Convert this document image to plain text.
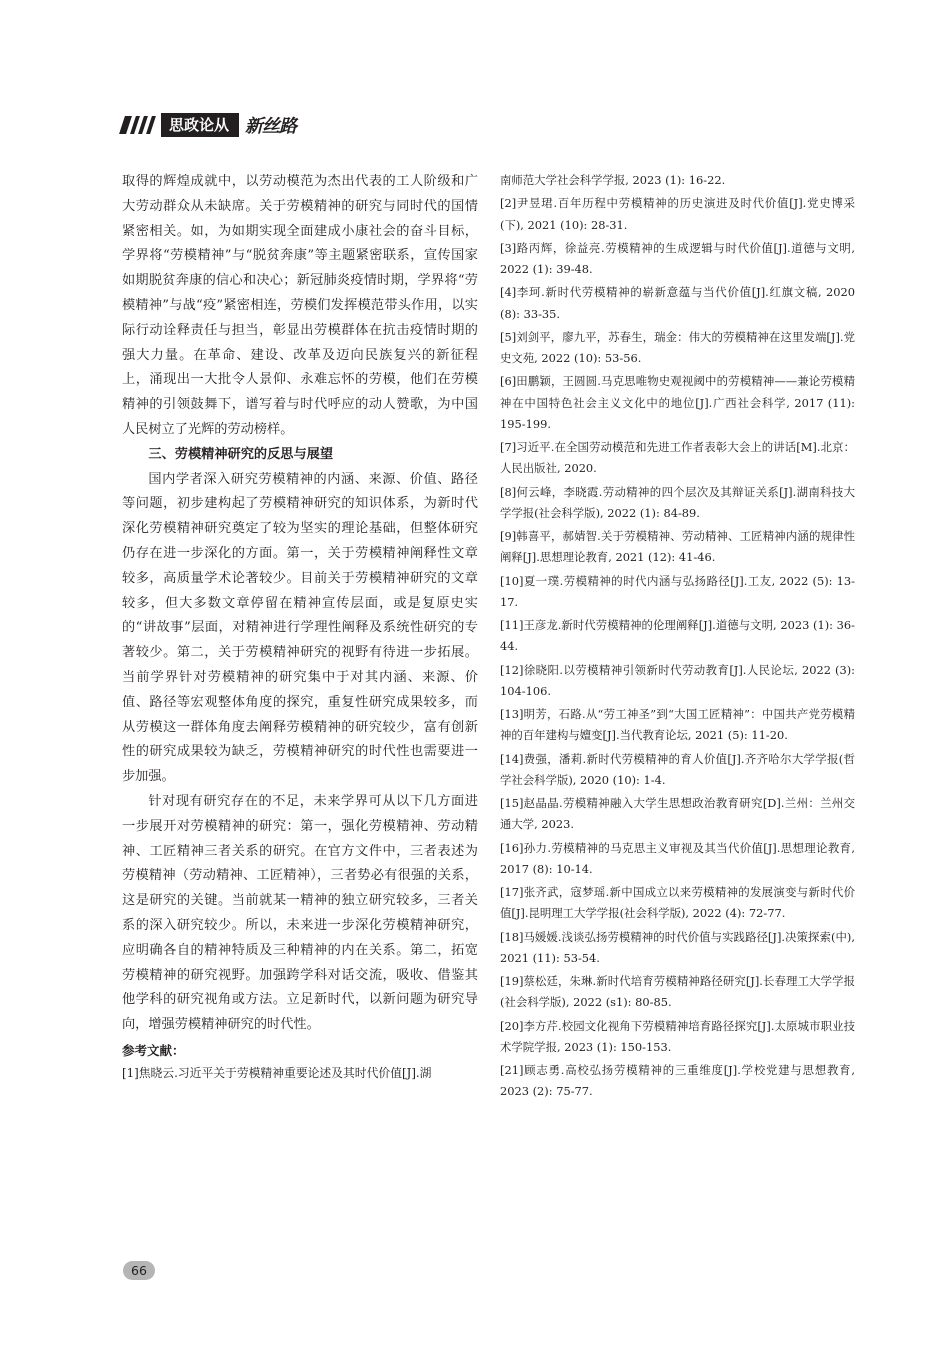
思政论从 新丝路

取得的辉煌成就中，以劳动模范为杰出代表的工人阶级和广大劳动群众从未缺席。关于劳模精神的研究与同时代的国情紧密相关。如，为如期实现全面建成小康社会的奋斗目标，学界将“劳模精神”与“脱贫奔康”等主题紧密联系，宣传国家如期脱贫奔康的信心和决心；新冠肺炎疫情时期，学界将“劳模精神”与战“疫”紧密相连，劳模们发挥模范带头作用，以实际行动诠释责任与担当，彰显出劳模群体在抗击疫情时期的强大力量。在革命、建设、改革及迈向民族复兴的新征程上，涌现出一大批令人景仰、永难忘怀的劳模，他们在劳模精神的引领鼓舞下，谱写着与时代呼应的动人赞歌，为中国人民树立了光辉的劳动榜样。

三、劳模精神研究的反思与展望

国内学者深入研究劳模精神的内涵、来源、价值、路径等问题，初步建构起了劳模精神研究的知识体系，为新时代深化劳模精神研究奠定了较为坚实的理论基础，但整体研究仍存在进一步深化的方面。第一，关于劳模精神阐释性文章较多，高质量学术论著较少。目前关于劳模精神研究的文章较多，但大多数文章停留在精神宣传层面，或是复原史实的“讲故事”层面，对精神进行学理性阐释及系统性研究的专著较少。第二，关于劳模精神研究的视野有待进一步拓展。当前学界针对劳模精神的研究集中于对其内涵、来源、价值、路径等宏观整体角度的探究，重复性研究成果较多，而从劳模这一群体角度去阐释劳模精神的研究较少，富有创新性的研究成果较为缺乏，劳模精神研究的时代性也需要进一步加强。

针对现有研究存在的不足，未来学界可从以下几方面进一步展开对劳模精神的研究：第一，强化劳模精神、劳动精神、工匠精神三者关系的研究。在官方文件中，三者表述为劳模精神（劳动精神、工匠精神），三者势必有很强的关系，这是研究的关键。当前就某一精神的独立研究较多，三者关系的深入研究较少。所以，未来进一步深化劳模精神研究，应明确各自的精神特质及三种精神的内在关系。第二，拓宽劳模精神的研究视野。加强跨学科对话交流，吸收、借鉴其他学科的研究视角或方法。立足新时代，以新问题为研究导向，增强劳模精神研究的时代性。

参考文献：
[1]焦晓云.习近平关于劳模精神重要论述及其时代价值[J].湖

南师范大学社会科学学报, 2023 (1): 16-22.

[2]尹昱珺.百年历程中劳模精神的历史演进及时代价值[J].党史博采(下), 2021 (10): 28-31.

[3]路丙辉，徐益亮.劳模精神的生成逻辑与时代价值[J].道德与文明, 2022 (1): 39-48.

[4]李珂.新时代劳模精神的崭新意蕴与当代价值[J].红旗文稿, 2020 (8): 33-35.

[5]刘剑平，廖九平，苏春生，瑞金：伟大的劳模精神在这里发端[J].党史文苑, 2022 (10): 53-56.

[6]田鹏颖，王圆圆.马克思唯物史观视阈中的劳模精神——兼论劳模精神在中国特色社会主义文化中的地位[J].广西社会科学, 2017 (11): 195-199.

[7]习近平.在全国劳动模范和先进工作者表彰大会上的讲话[M].北京：人民出版社, 2020.

[8]何云峰，李晓霞.劳动精神的四个层次及其辩证关系[J].湖南科技大学学报(社会科学版), 2022 (1): 84-89.

[9]韩喜平，郝婧智.关于劳模精神、劳动精神、工匠精神内涵的规律性阐释[J].思想理论教育, 2021 (12): 41-46.

[10]夏一璞.劳模精神的时代内涵与弘扬路径[J].工友, 2022 (5): 13-17.

[11]王彦龙.新时代劳模精神的伦理阐释[J].道德与文明, 2023 (1): 36-44.

[12]徐晓阳.以劳模精神引领新时代劳动教育[J].人民论坛, 2022 (3): 104-106.

[13]明芳，石路.从“劳工神圣”到“大国工匠精神”：中国共产党劳模精神的百年建构与嬗变[J].当代教育论坛, 2021 (5): 11-20.

[14]费强，潘莉.新时代劳模精神的育人价值[J].齐齐哈尔大学学报(哲学社会科学版), 2020 (10): 1-4.

[15]赵晶晶.劳模精神融入大学生思想政治教育研究[D].兰州：兰州交通大学, 2023.

[16]孙力.劳模精神的马克思主义审视及其当代价值[J].思想理论教育, 2017 (8): 10-14.

[17]张齐武，寇梦瑶.新中国成立以来劳模精神的发展演变与新时代价值[J].昆明理工大学学报(社会科学版), 2022 (4): 72-77.

[18]马媛媛.浅谈弘扬劳模精神的时代价值与实践路径[J].决策探索(中), 2021 (11): 53-54.

[19]蔡松廷，朱琳.新时代培育劳模精神路径研究[J].长春理工大学学报(社会科学版), 2022 (s1): 80-85.

[20]李方芹.校园文化视角下劳模精神培育路径探究[J].太原城市职业技术学院学报, 2023 (1): 150-153.

[21]顾志勇.高校弘扬劳模精神的三重维度[J].学校党建与思想教育, 2023 (2): 75-77.

66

----

Each line that holds the word "思想理论教育" should be extracted from the records.

Written response:
[9]韩喜平，郝婧智.关于劳模精神、劳动精神、工匠精神内涵的规律性阐释[J].思想理论教育, 2021 (12): 41-46.
[16]孙力.劳模精神的马克思主义审视及其当代价值[J].思想理论教育, 2017 (8): 10-14.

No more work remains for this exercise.